====== ENTRIES PROVIDED
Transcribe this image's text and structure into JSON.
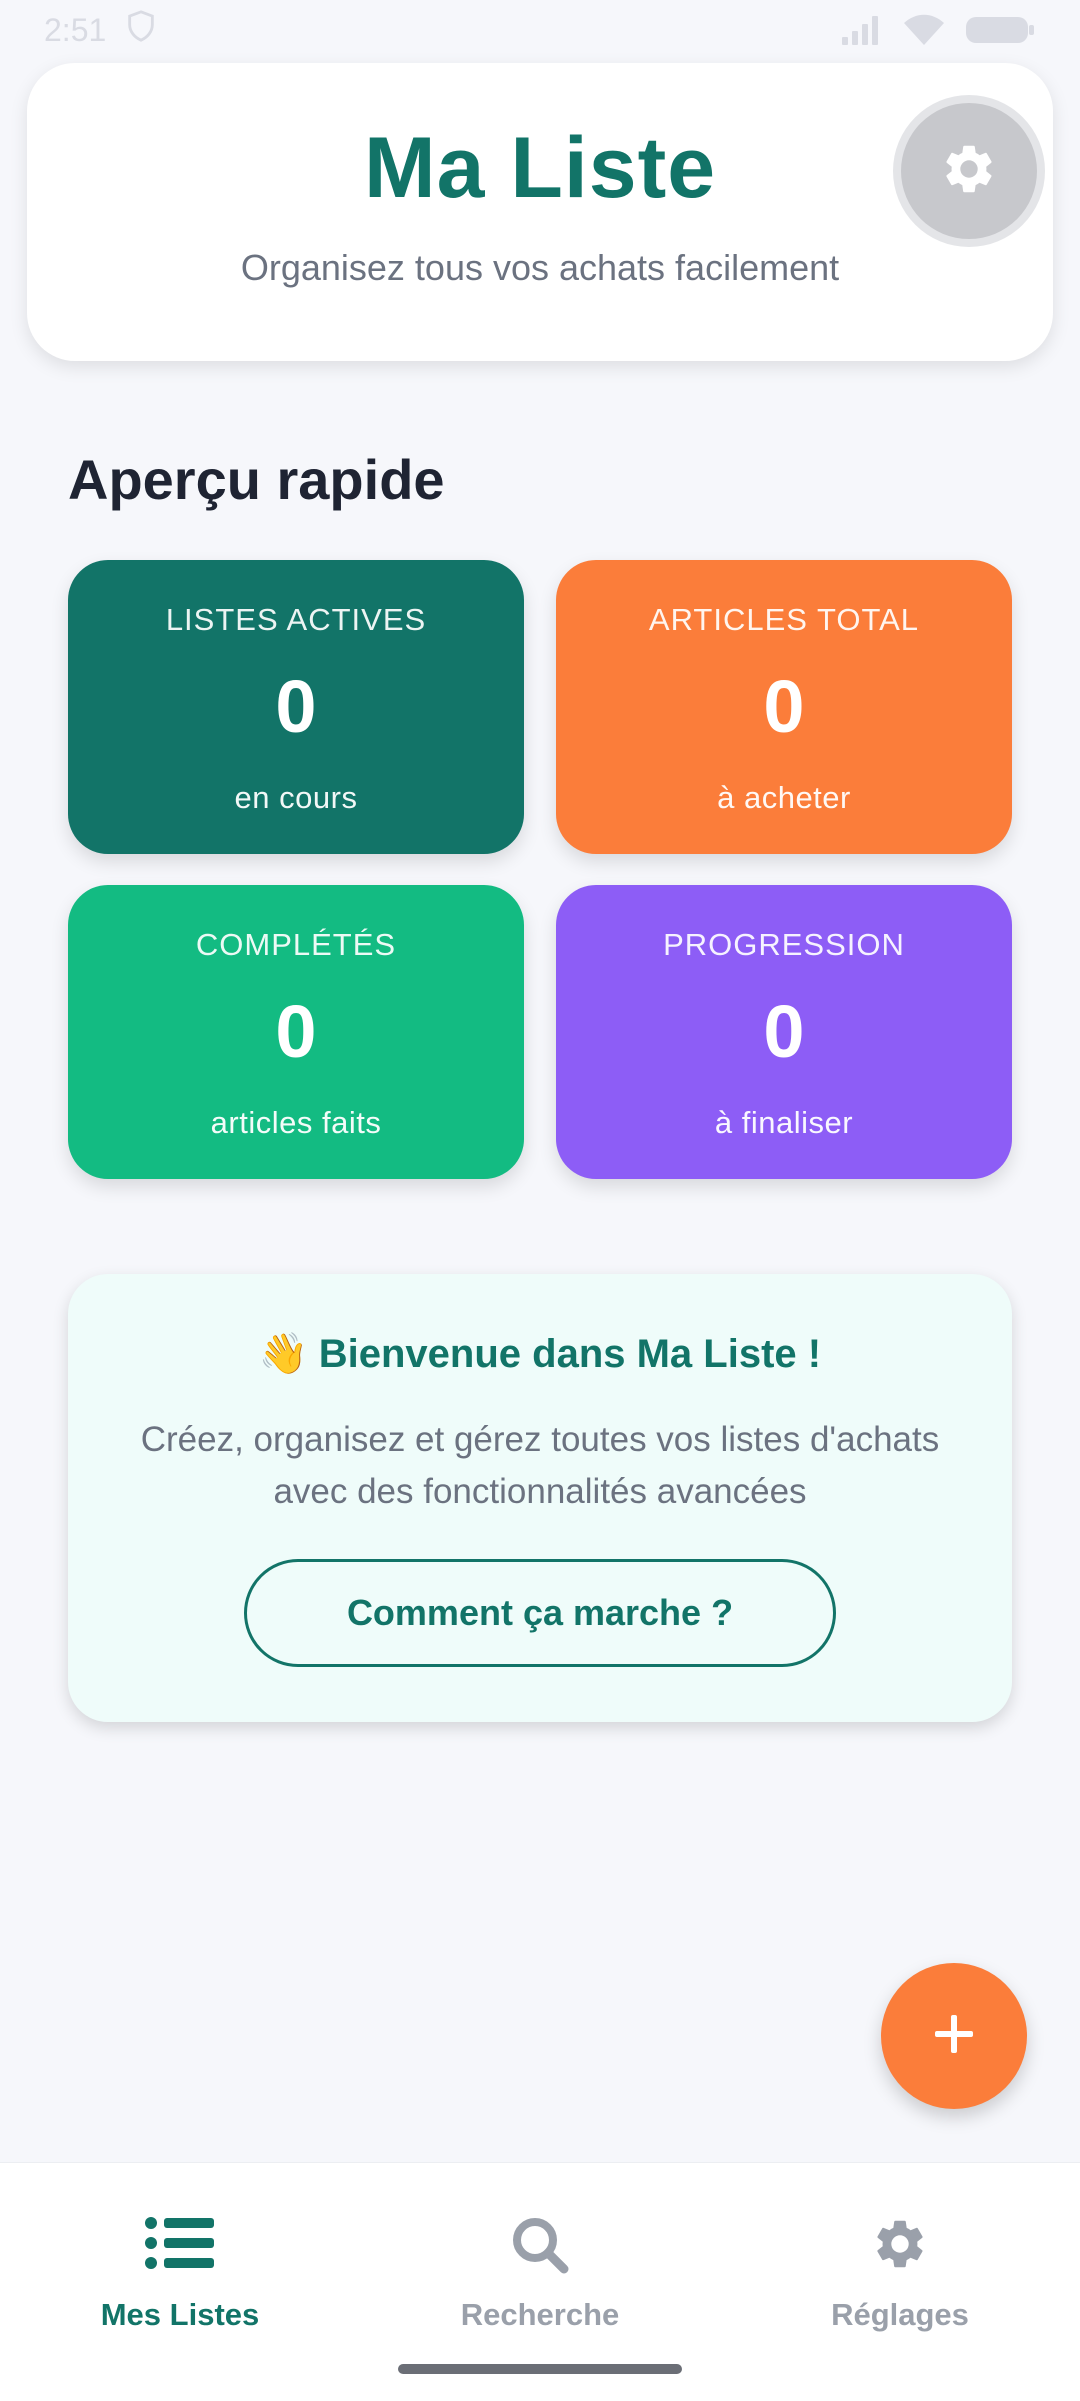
{
  "status_bar": {
    "time": "2:51"
  },
  "header": {
    "title": "Ma Liste",
    "subtitle": "Organisez tous vos achats facilement",
    "settings_icon": "gear-icon"
  },
  "overview": {
    "title": "Aperçu rapide",
    "cards": [
      {
        "label": "LISTES ACTIVES",
        "value": "0",
        "sub": "en cours",
        "color": "#127468"
      },
      {
        "label": "ARTICLES TOTAL",
        "value": "0",
        "sub": "à acheter",
        "color": "#fb7d3a"
      },
      {
        "label": "COMPLÉTÉS",
        "value": "0",
        "sub": "articles faits",
        "color": "#13bb82"
      },
      {
        "label": "PROGRESSION",
        "value": "0",
        "sub": "à finaliser",
        "color": "#8d5df6"
      }
    ]
  },
  "welcome": {
    "emoji": "👋",
    "title": "Bienvenue dans Ma Liste !",
    "text": "Créez, organisez et gérez toutes vos listes d'achats avec des fonctionnalités avancées",
    "button_label": "Comment ça marche ?"
  },
  "fab": {
    "icon": "plus-icon",
    "color": "#fb7d3a"
  },
  "bottom_nav": {
    "items": [
      {
        "label": "Mes Listes",
        "icon": "list-icon",
        "active": true
      },
      {
        "label": "Recherche",
        "icon": "search-icon",
        "active": false
      },
      {
        "label": "Réglages",
        "icon": "gear-icon",
        "active": false
      }
    ]
  },
  "colors": {
    "primary": "#127468",
    "accent": "#fb7d3a",
    "inactive": "#9aa0aa"
  }
}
============
[YOUR INSTRUCTIONS] Locate all lines in the listing above with the word "icon". Copy them.

[SOLUTION]
    "settings_icon": "gear-icon"
    "icon": "plus-icon",
        "icon": "list-icon",
        "icon": "search-icon",
        "icon": "gear-icon",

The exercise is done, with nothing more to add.